══ MATERIALS PROVIDED

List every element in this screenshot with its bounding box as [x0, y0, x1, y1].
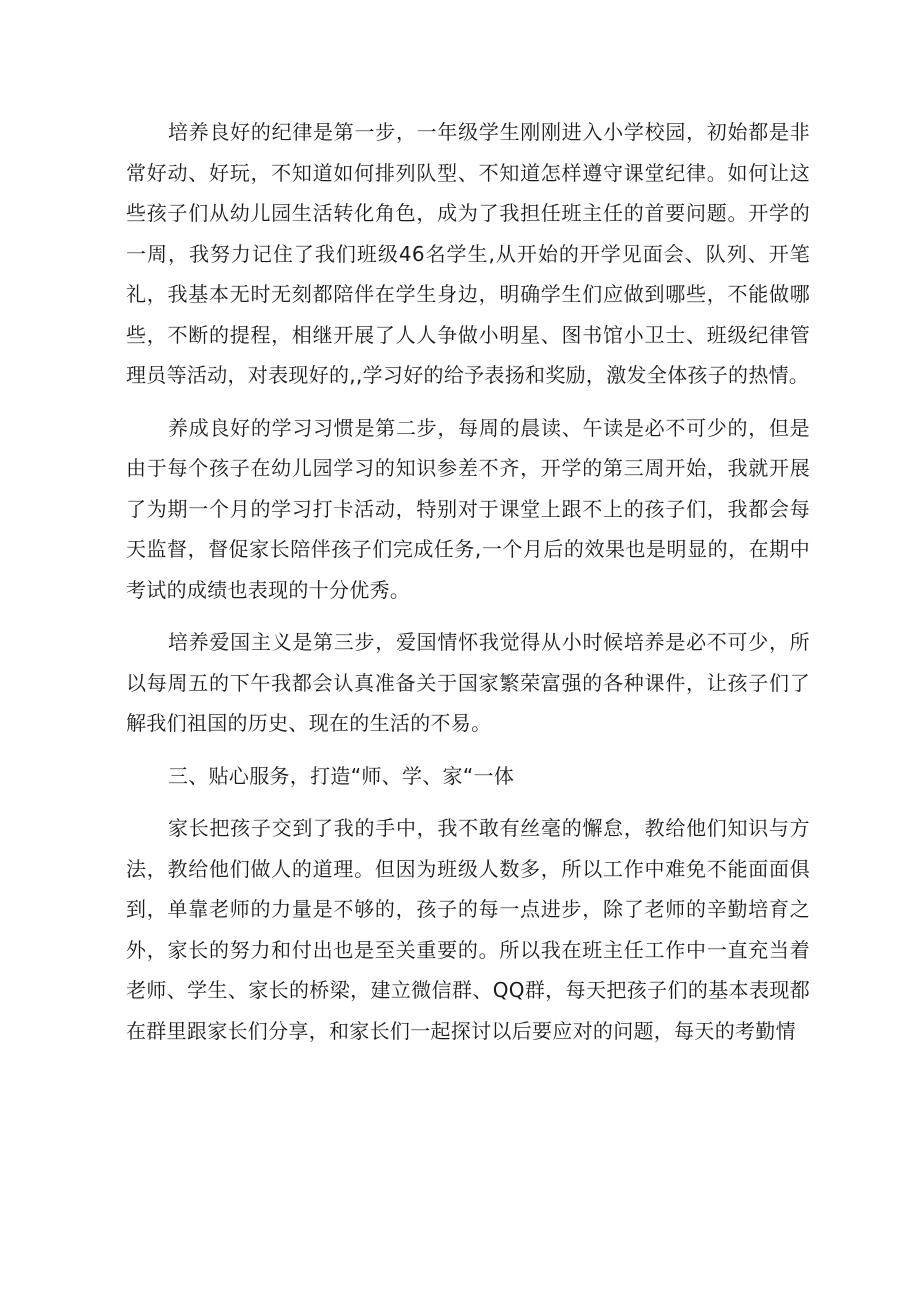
paragraph-patriotism: 培养爱国主义是第三步，爱国情怀我觉得从小时候培养是必不可少，所以每周五的下午我都会认真准备关于国家繁荣富强的各种课件，让孩子们了解我们祖国的历史、现在的生活的不易。 [126, 630, 810, 735]
section-heading: 三、贴心服务，打造“师、学、家“一体 [168, 763, 515, 788]
paragraph-parent-cooperation: 家长把孩子交到了我的手中，我不敢有丝毫的懈怠，教给他们知识与方法，教给他们做人的道理。但因为班级人数多，所以工作中难免不能面面俱到，单靠老师的力量是不够的，孩子的每一点进步，除了老师的辛勤培育之外，家长的努力和付出也是至关重要的。所以我在班主任工作中一直充当着老师、学生、家长的桥梁，建立微信群、QQ群，每天把孩子们的基本表现都在群里跟家长们分享，和家长们一起探讨以后要应对的问题，每天的考勤情 [126, 816, 810, 1043]
paragraph-study-habits: 养成良好的学习习惯是第二步，每周的晨读、午读是必不可少的，但是由于每个孩子在幼儿园学习的知识参差不齐，开学的第三周开始，我就开展了为期一个月的学习打卡活动，特别对于课堂上跟不上的孩子们，我都会每天监督，督促家长陪伴孩子们完成任务,一个月后的效果也是明显的，在期中考试的成绩也表现的十分优秀。 [126, 415, 810, 602]
paragraph-discipline: 培养良好的纪律是第一步，一年级学生刚刚进入小学校园，初始都是非常好动、好玩，不知道如何排列队型、不知道怎样遵守课堂纪律。如何让这些孩子们从幼儿园生活转化角色，成为了我担任班主任的首要问题。开学的一周，我努力记住了我们班级46名学生,从开始的开学见面会、队列、开笔礼，我基本无时无刻都陪伴在学生身边，明确学生们应做到哪些，不能做哪些，不断的提程，相继开展了人人争做小明星、图书馆小卫士、班级纪律管理员等活动，对表现好的,,学习好的给予表扬和奖励，激发全体孩子的热情。 [126, 120, 810, 387]
document-body [126, 112, 810, 1063]
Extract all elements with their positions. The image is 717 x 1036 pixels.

════

▶ [STATED EXERCISE] Copy out the data above word for word, leaving out the pictures.

▶ [CORRECT ANSWER]
List every element in this screenshot with its bounding box as [x0, y0, x1, y1].
paragraph-patriotism: 培养爱国主义是第三步，爱国情怀我觉得从小时候培养是必不可少，所以每周五的下午我都会认真准备关于国家繁荣富强的各种课件，让孩子们了解我们祖国的历史、现在的生活的不易。 [126, 630, 810, 735]
section-heading: 三、贴心服务，打造“师、学、家“一体 [168, 763, 515, 788]
paragraph-parent-cooperation: 家长把孩子交到了我的手中，我不敢有丝毫的懈怠，教给他们知识与方法，教给他们做人的道理。但因为班级人数多，所以工作中难免不能面面俱到，单靠老师的力量是不够的，孩子的每一点进步，除了老师的辛勤培育之外，家长的努力和付出也是至关重要的。所以我在班主任工作中一直充当着老师、学生、家长的桥梁，建立微信群、QQ群，每天把孩子们的基本表现都在群里跟家长们分享，和家长们一起探讨以后要应对的问题，每天的考勤情 [126, 816, 810, 1043]
paragraph-study-habits: 养成良好的学习习惯是第二步，每周的晨读、午读是必不可少的，但是由于每个孩子在幼儿园学习的知识参差不齐，开学的第三周开始，我就开展了为期一个月的学习打卡活动，特别对于课堂上跟不上的孩子们，我都会每天监督，督促家长陪伴孩子们完成任务,一个月后的效果也是明显的，在期中考试的成绩也表现的十分优秀。 [126, 415, 810, 602]
paragraph-discipline: 培养良好的纪律是第一步，一年级学生刚刚进入小学校园，初始都是非常好动、好玩，不知道如何排列队型、不知道怎样遵守课堂纪律。如何让这些孩子们从幼儿园生活转化角色，成为了我担任班主任的首要问题。开学的一周，我努力记住了我们班级46名学生,从开始的开学见面会、队列、开笔礼，我基本无时无刻都陪伴在学生身边，明确学生们应做到哪些，不能做哪些，不断的提程，相继开展了人人争做小明星、图书馆小卫士、班级纪律管理员等活动，对表现好的,,学习好的给予表扬和奖励，激发全体孩子的热情。 [126, 120, 810, 387]
document-body [126, 112, 810, 1063]
Extract all elements with their positions. The image is 717 x 1036 pixels.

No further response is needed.